[Records that describe figures]
--- --- ---

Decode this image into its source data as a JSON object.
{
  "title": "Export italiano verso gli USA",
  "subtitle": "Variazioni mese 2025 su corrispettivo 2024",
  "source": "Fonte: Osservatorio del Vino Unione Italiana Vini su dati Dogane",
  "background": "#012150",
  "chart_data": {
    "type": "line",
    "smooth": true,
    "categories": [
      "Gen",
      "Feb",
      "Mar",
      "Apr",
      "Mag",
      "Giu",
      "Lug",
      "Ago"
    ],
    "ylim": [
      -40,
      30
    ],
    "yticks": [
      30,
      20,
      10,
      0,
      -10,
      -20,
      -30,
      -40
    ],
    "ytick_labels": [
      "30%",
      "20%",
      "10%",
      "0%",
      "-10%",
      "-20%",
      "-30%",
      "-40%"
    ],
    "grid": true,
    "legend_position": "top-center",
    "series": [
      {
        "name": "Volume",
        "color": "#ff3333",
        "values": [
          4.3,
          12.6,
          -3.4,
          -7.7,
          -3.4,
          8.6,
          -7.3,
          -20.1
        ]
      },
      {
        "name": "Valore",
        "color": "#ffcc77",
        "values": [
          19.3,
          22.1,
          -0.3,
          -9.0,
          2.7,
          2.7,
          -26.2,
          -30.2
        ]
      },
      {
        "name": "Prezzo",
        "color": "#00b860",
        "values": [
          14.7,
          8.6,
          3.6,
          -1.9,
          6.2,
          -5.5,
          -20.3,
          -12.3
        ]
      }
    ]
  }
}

--- --- ---

* TASK OBJECTIVE
Write out all of the records once more, exactly.

* WORKED ANSWER
Decode this image into its source data as a JSON object.
{
  "title": "Export italiano verso gli USA",
  "subtitle": "Variazioni mese 2025 su corrispettivo 2024",
  "source": "Fonte: Osservatorio del Vino Unione Italiana Vini su dati Dogane",
  "background": "#012150",
  "chart_data": {
    "type": "line",
    "smooth": true,
    "categories": [
      "Gen",
      "Feb",
      "Mar",
      "Apr",
      "Mag",
      "Giu",
      "Lug",
      "Ago"
    ],
    "ylim": [
      -40,
      30
    ],
    "yticks": [
      30,
      20,
      10,
      0,
      -10,
      -20,
      -30,
      -40
    ],
    "ytick_labels": [
      "30%",
      "20%",
      "10%",
      "0%",
      "-10%",
      "-20%",
      "-30%",
      "-40%"
    ],
    "grid": true,
    "legend_position": "top-center",
    "series": [
      {
        "name": "Volume",
        "color": "#ff3333",
        "values": [
          4.3,
          12.6,
          -3.4,
          -7.7,
          -3.4,
          8.6,
          -7.3,
          -20.1
        ]
      },
      {
        "name": "Valore",
        "color": "#ffcc77",
        "values": [
          19.3,
          22.1,
          -0.3,
          -9.0,
          2.7,
          2.7,
          -26.2,
          -30.2
        ]
      },
      {
        "name": "Prezzo",
        "color": "#00b860",
        "values": [
          14.7,
          8.6,
          3.6,
          -1.9,
          6.2,
          -5.5,
          -20.3,
          -12.3
        ]
      }
    ]
  }
}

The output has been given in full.